[BEGIN Data in this exercise]

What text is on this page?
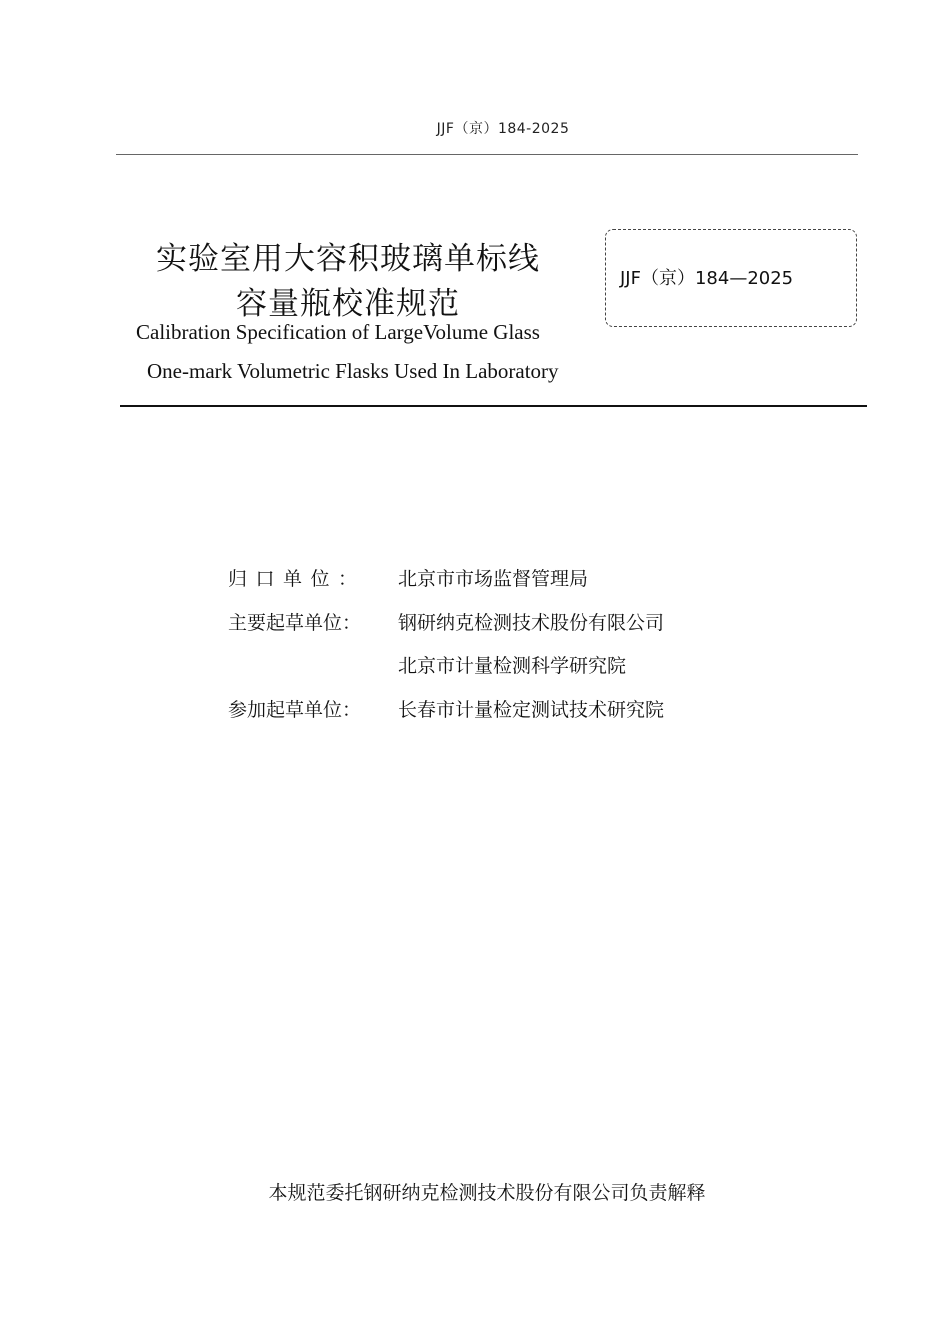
JJF（京）184-2025
实验室用大容积玻璃单标线
容量瓶校准规范
Calibration Specification of LargeVolume Glass
One-mark Volumetric Flasks Used In Laboratory
JJF（京）184—2025
归口单位： 北京市市场监督管理局
主要起草单位： 钢研纳克检测技术股份有限公司
北京市计量检测科学研究院
参加起草单位： 长春市计量检定测试技术研究院
本规范委托钢研纳克检测技术股份有限公司负责解释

[END Data in this exercise]

Return the listing above word for word, with the pictures removed.

### Answer below
What text is on this page?
JJF（京）184-2025
实验室用大容积玻璃单标线
容量瓶校准规范
Calibration Specification of LargeVolume Glass
One-mark Volumetric Flasks Used In Laboratory
JJF（京）184—2025
归口单位： 北京市市场监督管理局
主要起草单位： 钢研纳克检测技术股份有限公司
北京市计量检测科学研究院
参加起草单位： 长春市计量检定测试技术研究院
本规范委托钢研纳克检测技术股份有限公司负责解释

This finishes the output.